**Collected data**
★ ★ ★ ★ ★

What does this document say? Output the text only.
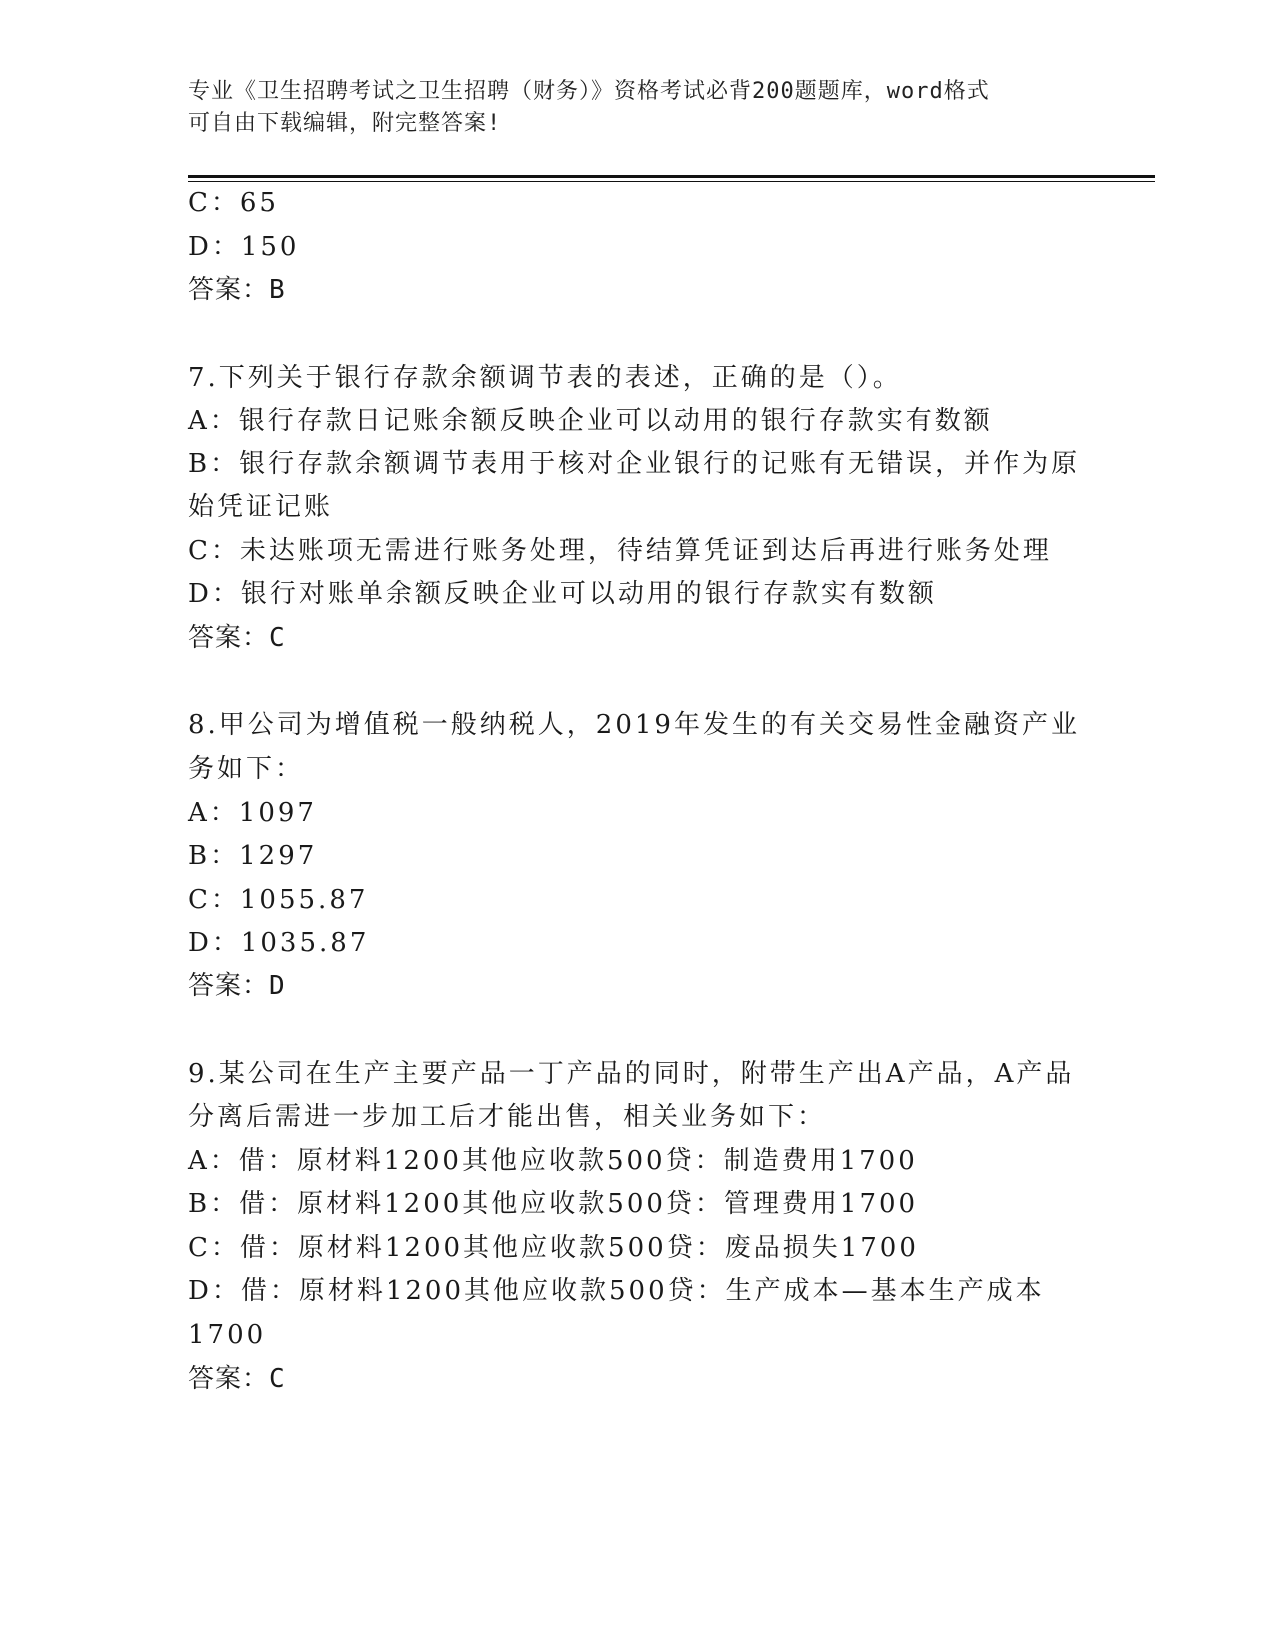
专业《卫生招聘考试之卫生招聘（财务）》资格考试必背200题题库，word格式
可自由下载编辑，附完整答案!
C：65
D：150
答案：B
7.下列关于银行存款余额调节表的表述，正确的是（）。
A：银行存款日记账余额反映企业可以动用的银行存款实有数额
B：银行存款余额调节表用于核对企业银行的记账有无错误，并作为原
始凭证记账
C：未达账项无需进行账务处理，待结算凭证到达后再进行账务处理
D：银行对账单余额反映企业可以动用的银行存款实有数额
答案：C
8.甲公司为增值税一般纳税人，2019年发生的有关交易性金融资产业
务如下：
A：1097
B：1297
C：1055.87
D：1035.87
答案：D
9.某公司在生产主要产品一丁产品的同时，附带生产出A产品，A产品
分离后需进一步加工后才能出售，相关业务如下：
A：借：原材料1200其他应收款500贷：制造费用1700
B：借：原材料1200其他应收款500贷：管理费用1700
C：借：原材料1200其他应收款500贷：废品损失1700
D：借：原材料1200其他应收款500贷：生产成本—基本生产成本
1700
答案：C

★ ★ ★ ★ ★

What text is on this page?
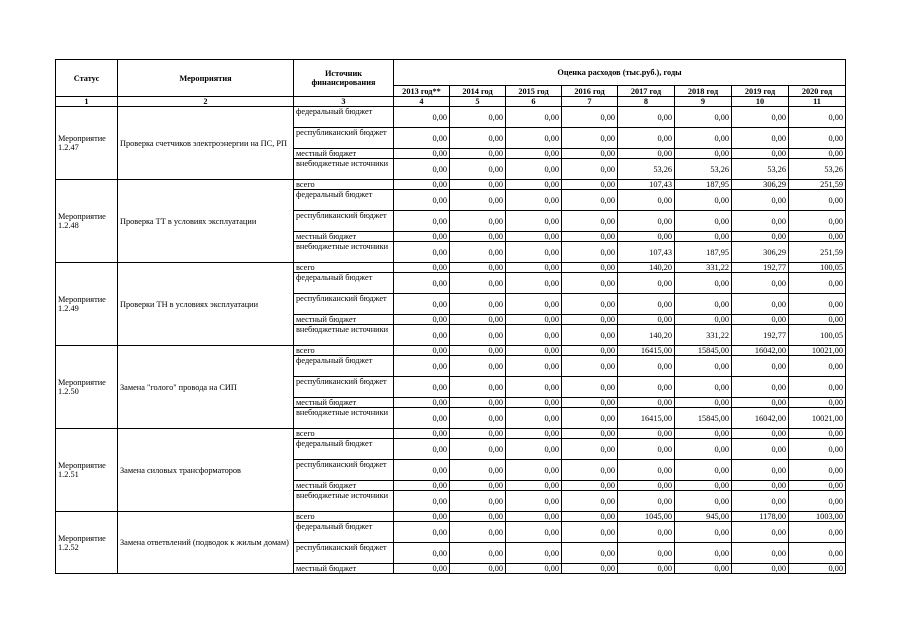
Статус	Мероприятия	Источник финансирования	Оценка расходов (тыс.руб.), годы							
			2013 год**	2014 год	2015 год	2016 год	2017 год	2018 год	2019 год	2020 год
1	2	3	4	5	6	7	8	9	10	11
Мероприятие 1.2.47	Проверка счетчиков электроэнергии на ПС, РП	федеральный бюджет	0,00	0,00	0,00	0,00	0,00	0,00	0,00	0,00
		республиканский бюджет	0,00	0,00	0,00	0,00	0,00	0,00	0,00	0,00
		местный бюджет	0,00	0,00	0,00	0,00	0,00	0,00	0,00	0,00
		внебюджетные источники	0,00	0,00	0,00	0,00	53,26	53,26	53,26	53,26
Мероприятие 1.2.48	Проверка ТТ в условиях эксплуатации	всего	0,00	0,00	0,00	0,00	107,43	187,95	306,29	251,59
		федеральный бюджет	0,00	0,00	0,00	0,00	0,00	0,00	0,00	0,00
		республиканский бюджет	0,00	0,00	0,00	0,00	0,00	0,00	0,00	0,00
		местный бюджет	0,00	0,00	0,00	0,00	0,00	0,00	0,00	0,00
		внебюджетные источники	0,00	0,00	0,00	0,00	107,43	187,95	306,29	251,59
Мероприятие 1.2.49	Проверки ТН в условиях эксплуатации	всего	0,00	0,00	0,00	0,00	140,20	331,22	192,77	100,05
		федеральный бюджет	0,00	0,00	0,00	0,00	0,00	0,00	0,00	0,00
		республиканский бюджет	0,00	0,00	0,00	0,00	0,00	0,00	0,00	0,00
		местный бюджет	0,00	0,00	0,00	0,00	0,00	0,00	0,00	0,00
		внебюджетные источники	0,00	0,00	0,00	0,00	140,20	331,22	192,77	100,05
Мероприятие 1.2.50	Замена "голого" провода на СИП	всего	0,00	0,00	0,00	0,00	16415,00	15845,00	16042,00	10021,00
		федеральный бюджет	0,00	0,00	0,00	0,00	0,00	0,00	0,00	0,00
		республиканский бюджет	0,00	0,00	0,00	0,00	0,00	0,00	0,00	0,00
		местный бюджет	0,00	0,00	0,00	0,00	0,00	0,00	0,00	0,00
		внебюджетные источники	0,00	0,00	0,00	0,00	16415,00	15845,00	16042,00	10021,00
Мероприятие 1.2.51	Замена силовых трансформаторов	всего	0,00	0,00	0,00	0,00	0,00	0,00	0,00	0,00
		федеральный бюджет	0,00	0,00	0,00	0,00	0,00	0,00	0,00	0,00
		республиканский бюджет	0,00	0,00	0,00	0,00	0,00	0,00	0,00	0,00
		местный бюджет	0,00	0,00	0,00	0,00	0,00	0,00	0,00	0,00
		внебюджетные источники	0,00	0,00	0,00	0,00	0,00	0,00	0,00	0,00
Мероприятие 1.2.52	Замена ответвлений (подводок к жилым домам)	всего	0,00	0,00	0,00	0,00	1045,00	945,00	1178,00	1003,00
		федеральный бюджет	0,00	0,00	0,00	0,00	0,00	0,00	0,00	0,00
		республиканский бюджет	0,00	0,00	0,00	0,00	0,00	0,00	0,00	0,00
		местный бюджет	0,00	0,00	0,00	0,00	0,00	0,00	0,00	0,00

★ ★ ★ ★ ★

**What needs to be done**
Copy out each line in the preceding records that contains "всего".

**Final answer**
Мероприятие 1.2.48	Проверка ТТ в условиях эксплуатации	всего	0,00	0,00	0,00	0,00	107,43	187,95	306,29	251,59
Мероприятие 1.2.49	Проверки ТН в условиях эксплуатации	всего	0,00	0,00	0,00	0,00	140,20	331,22	192,77	100,05
Мероприятие 1.2.50	Замена "голого" провода на СИП	всего	0,00	0,00	0,00	0,00	16415,00	15845,00	16042,00	10021,00
Мероприятие 1.2.51	Замена силовых трансформаторов	всего	0,00	0,00	0,00	0,00	0,00	0,00	0,00	0,00
Мероприятие 1.2.52	Замена ответвлений (подводок к жилым домам)	всего	0,00	0,00	0,00	0,00	1045,00	945,00	1178,00	1003,00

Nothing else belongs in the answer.